[start of RECORDS FOR THIS TASK]

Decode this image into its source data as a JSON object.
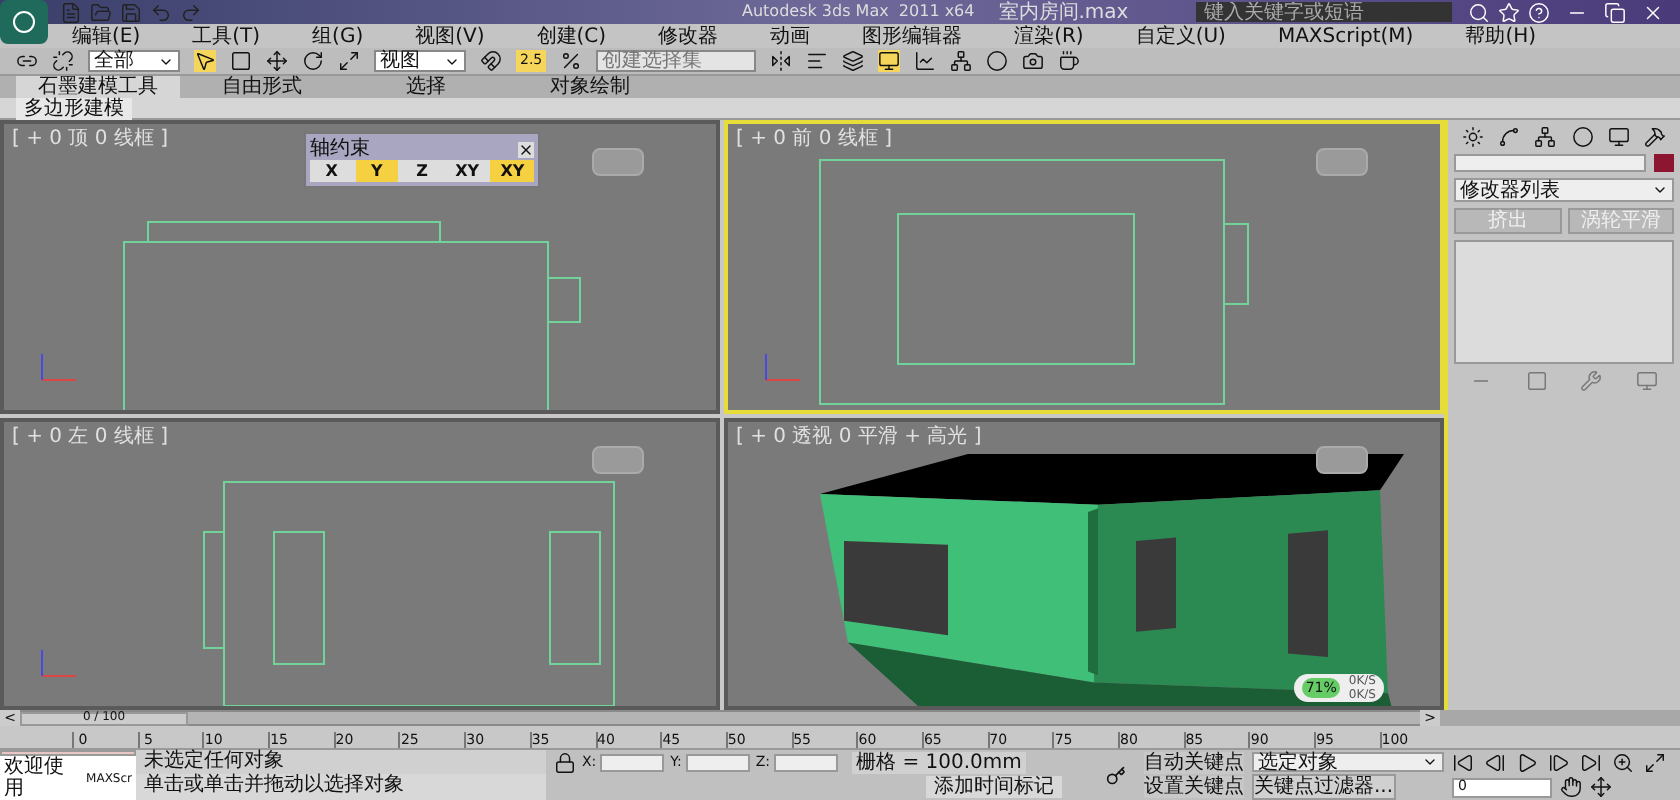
{
  "title_bar": {
    "title": "Autodesk 3ds Max  2011 x64",
    "file": "室内房间.max",
    "search": {
      "placeholder": "键入关键字或短语"
    }
  },
  "menu": [
    "编辑(E)",
    "工具(T)",
    "组(G)",
    "视图(V)",
    "创建(C)",
    "修改器",
    "动画",
    "图形编辑器",
    "渲染(R)",
    "自定义(U)",
    "MAXScript(M)",
    "帮助(H)"
  ],
  "toolbar": {
    "selection_filter": "全部",
    "reference_coord": "视图",
    "snap_value": "2.5",
    "named_selection": {
      "placeholder": "创建选择集"
    }
  },
  "ribbon": {
    "tabs": [
      {
        "label": "石墨建模工具",
        "selected": true
      },
      {
        "label": "自由形式",
        "selected": false
      },
      {
        "label": "选择",
        "selected": false
      },
      {
        "label": "对象绘制",
        "selected": false
      }
    ],
    "panel": "多边形建模"
  },
  "axis_constraints": {
    "title": "轴约束",
    "buttons": [
      {
        "label": "X",
        "selected": false
      },
      {
        "label": "Y",
        "selected": true
      },
      {
        "label": "Z",
        "selected": false
      },
      {
        "label": "XY",
        "selected": false
      },
      {
        "label": "XY",
        "selected": true
      }
    ]
  },
  "viewports": [
    {
      "kind": "top",
      "label": "[ + 0 顶 0 线框 ]",
      "active": false
    },
    {
      "kind": "front",
      "label": "[ + 0 前 0 线框 ]",
      "active": true
    },
    {
      "kind": "left",
      "label": "[ + 0 左 0 线框 ]",
      "active": false
    },
    {
      "kind": "perspective",
      "label": "[ + 0 透视 0 平滑 + 高光 ]",
      "active": false
    }
  ],
  "perspective_stats": {
    "percent": "71%",
    "rates": [
      "0K/S",
      "0K/S"
    ]
  },
  "command_panel": {
    "modifier_list": "修改器列表",
    "buttons": [
      "挤出",
      "涡轮平滑"
    ]
  },
  "timeline": {
    "position": "0 / 100",
    "level": 0,
    "prev": "<",
    "next": ">",
    "ticks": [
      "0",
      "5",
      "10",
      "15",
      "20",
      "25",
      "30",
      "35",
      "40",
      "45",
      "50",
      "55",
      "60",
      "65",
      "70",
      "75",
      "80",
      "85",
      "90",
      "95",
      "100"
    ]
  },
  "status": {
    "welcome": "欢迎使用",
    "maxscript": "MAXScr",
    "selection": "未选定任何对象",
    "prompt": "单击或单击并拖动以选择对象",
    "coords": [
      "X:",
      "Y:",
      "Z:"
    ],
    "grid": "栅格 = 100.0mm",
    "add_time_tag": "添加时间标记",
    "auto_key": "自动关键点",
    "set_key": "设置关键点",
    "key_mode": "选定对象",
    "key_filters": "关键点过滤器...",
    "frame": "0"
  }
}
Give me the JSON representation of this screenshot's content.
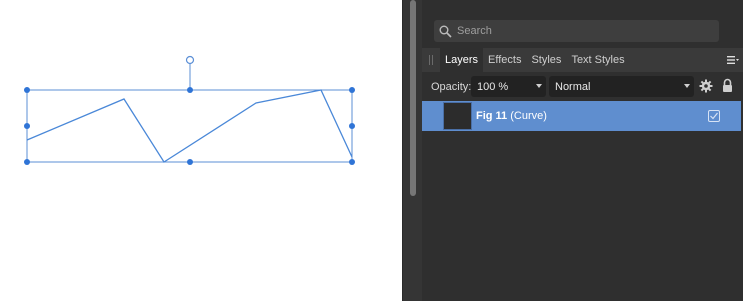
{
  "search": {
    "placeholder": "Search"
  },
  "tabs": [
    {
      "label": "Layers",
      "active": true
    },
    {
      "label": "Effects",
      "active": false
    },
    {
      "label": "Styles",
      "active": false
    },
    {
      "label": "Text Styles",
      "active": false
    }
  ],
  "controls": {
    "opacity_label": "Opacity:",
    "opacity_value": "100 %",
    "blend_mode": "Normal"
  },
  "layer": {
    "name": "Fig 11",
    "type": "(Curve)",
    "visible": true
  },
  "colors": {
    "selection": "#5b8fd6",
    "curve_stroke": "#4a88d8",
    "panel_bg": "#2f2f2f",
    "row_highlight": "#5f8ecf"
  }
}
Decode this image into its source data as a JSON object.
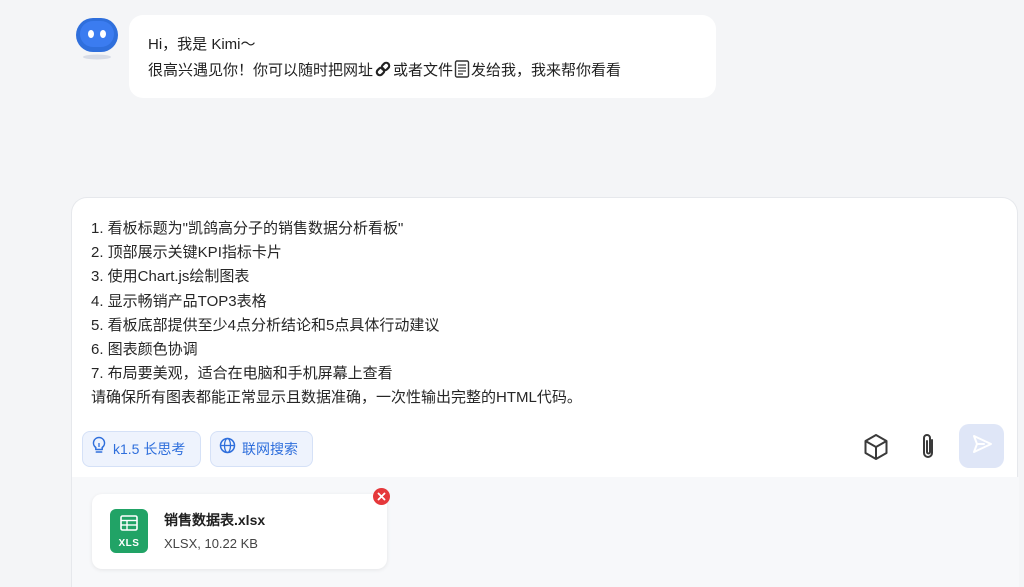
{
  "assistant": {
    "greeting_line1": "Hi，我是 Kimi～",
    "greeting_part1": "很高兴遇见你！你可以随时把网址",
    "greeting_part2": "或者文件",
    "greeting_part3": "发给我，我来帮你看看"
  },
  "composer": {
    "prompt_lines": [
      "1. 看板标题为\"凯鸽高分子的销售数据分析看板\"",
      "2. 顶部展示关键KPI指标卡片",
      "3. 使用Chart.js绘制图表",
      "4. 显示畅销产品TOP3表格",
      "5. 看板底部提供至少4点分析结论和5点具体行动建议",
      "6. 图表颜色协调",
      "7. 布局要美观，适合在电脑和手机屏幕上查看",
      "请确保所有图表都能正常显示且数据准确，一次性输出完整的HTML代码。"
    ],
    "chips": {
      "think_label": "k1.5 长思考",
      "search_label": "联网搜索"
    }
  },
  "attachment": {
    "file_name": "销售数据表.xlsx",
    "file_meta": "XLSX, 10.22 KB",
    "icon_label": "XLS"
  },
  "icons": {
    "avatar": "kimi-avatar-icon",
    "link": "link-icon",
    "document": "document-icon",
    "think": "lightbulb-icon",
    "search": "globe-icon",
    "cube": "cube-icon",
    "clip": "paperclip-icon",
    "send": "send-icon",
    "remove": "close-icon"
  },
  "colors": {
    "accent": "#2f6fdc",
    "excel_green": "#21a366",
    "remove_red": "#e5383b",
    "send_disabled_bg": "#dfe6f7"
  }
}
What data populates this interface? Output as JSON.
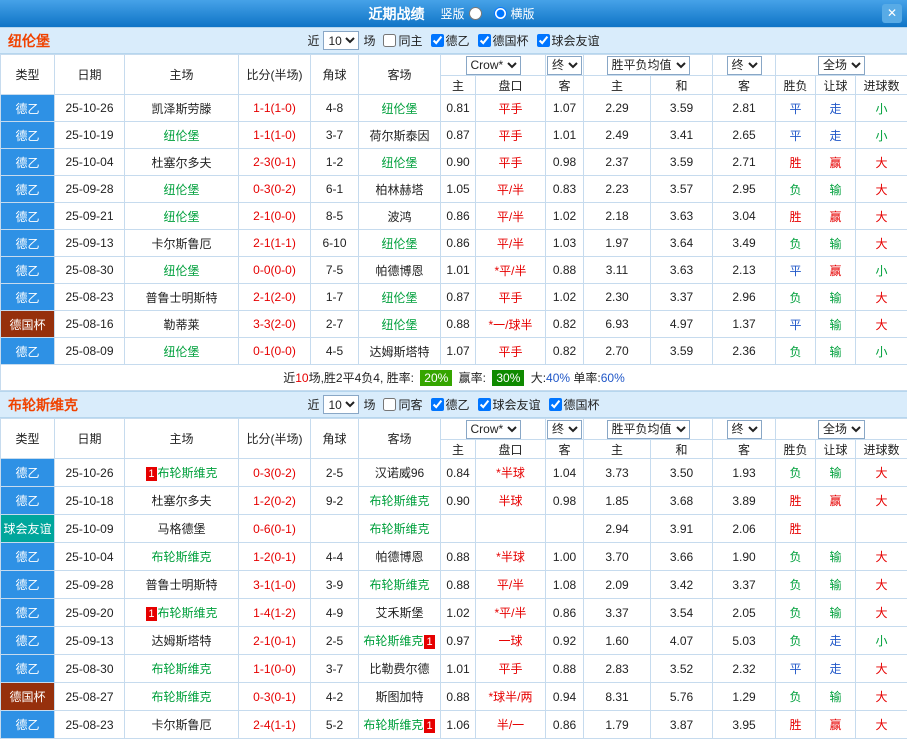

[end of RECORDS FOR THIS TASK]

WHAT NEEDS TO BE DONE: Check each line above for the word "placeholder" and give the number of lines that have it, nothing else.

SOLUTION: 3